[Exercise]:
Write out, precisely and in full, each line of the material.

[Stored records]:
-*-*-

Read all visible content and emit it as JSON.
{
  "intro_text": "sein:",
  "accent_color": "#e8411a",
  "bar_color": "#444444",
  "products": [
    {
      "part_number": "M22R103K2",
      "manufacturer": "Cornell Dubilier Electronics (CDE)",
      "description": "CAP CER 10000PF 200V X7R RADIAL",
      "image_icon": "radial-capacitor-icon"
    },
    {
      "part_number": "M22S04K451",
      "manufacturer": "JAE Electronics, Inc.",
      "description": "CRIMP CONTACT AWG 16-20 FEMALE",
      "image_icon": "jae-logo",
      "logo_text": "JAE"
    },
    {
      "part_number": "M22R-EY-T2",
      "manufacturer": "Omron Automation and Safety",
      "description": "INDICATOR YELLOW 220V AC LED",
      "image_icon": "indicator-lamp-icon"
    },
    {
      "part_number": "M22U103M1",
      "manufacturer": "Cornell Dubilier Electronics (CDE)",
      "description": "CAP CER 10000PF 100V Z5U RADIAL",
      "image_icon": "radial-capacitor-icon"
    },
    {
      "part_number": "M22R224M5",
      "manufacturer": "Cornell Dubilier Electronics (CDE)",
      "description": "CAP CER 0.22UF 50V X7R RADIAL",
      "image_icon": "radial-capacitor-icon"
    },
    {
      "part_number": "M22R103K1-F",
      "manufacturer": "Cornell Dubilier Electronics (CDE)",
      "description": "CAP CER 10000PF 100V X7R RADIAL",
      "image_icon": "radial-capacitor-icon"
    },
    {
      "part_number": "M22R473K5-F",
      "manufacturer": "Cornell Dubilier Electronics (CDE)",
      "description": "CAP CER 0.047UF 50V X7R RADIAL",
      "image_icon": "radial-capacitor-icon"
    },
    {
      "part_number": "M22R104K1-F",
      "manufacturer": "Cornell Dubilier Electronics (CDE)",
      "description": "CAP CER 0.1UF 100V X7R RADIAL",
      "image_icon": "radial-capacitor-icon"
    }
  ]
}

-*-*-

[Solution to this task]:
Read all visible content and emit it as JSON.
{
  "intro_text": "sein:",
  "accent_color": "#e8411a",
  "bar_color": "#444444",
  "products": [
    {
      "part_number": "M22R103K2",
      "manufacturer": "Cornell Dubilier Electronics (CDE)",
      "description": "CAP CER 10000PF 200V X7R RADIAL",
      "image_icon": "radial-capacitor-icon"
    },
    {
      "part_number": "M22S04K451",
      "manufacturer": "JAE Electronics, Inc.",
      "description": "CRIMP CONTACT AWG 16-20 FEMALE",
      "image_icon": "jae-logo",
      "logo_text": "JAE"
    },
    {
      "part_number": "M22R-EY-T2",
      "manufacturer": "Omron Automation and Safety",
      "description": "INDICATOR YELLOW 220V AC LED",
      "image_icon": "indicator-lamp-icon"
    },
    {
      "part_number": "M22U103M1",
      "manufacturer": "Cornell Dubilier Electronics (CDE)",
      "description": "CAP CER 10000PF 100V Z5U RADIAL",
      "image_icon": "radial-capacitor-icon"
    },
    {
      "part_number": "M22R224M5",
      "manufacturer": "Cornell Dubilier Electronics (CDE)",
      "description": "CAP CER 0.22UF 50V X7R RADIAL",
      "image_icon": "radial-capacitor-icon"
    },
    {
      "part_number": "M22R103K1-F",
      "manufacturer": "Cornell Dubilier Electronics (CDE)",
      "description": "CAP CER 10000PF 100V X7R RADIAL",
      "image_icon": "radial-capacitor-icon"
    },
    {
      "part_number": "M22R473K5-F",
      "manufacturer": "Cornell Dubilier Electronics (CDE)",
      "description": "CAP CER 0.047UF 50V X7R RADIAL",
      "image_icon": "radial-capacitor-icon"
    },
    {
      "part_number": "M22R104K1-F",
      "manufacturer": "Cornell Dubilier Electronics (CDE)",
      "description": "CAP CER 0.1UF 100V X7R RADIAL",
      "image_icon": "radial-capacitor-icon"
    }
  ]
}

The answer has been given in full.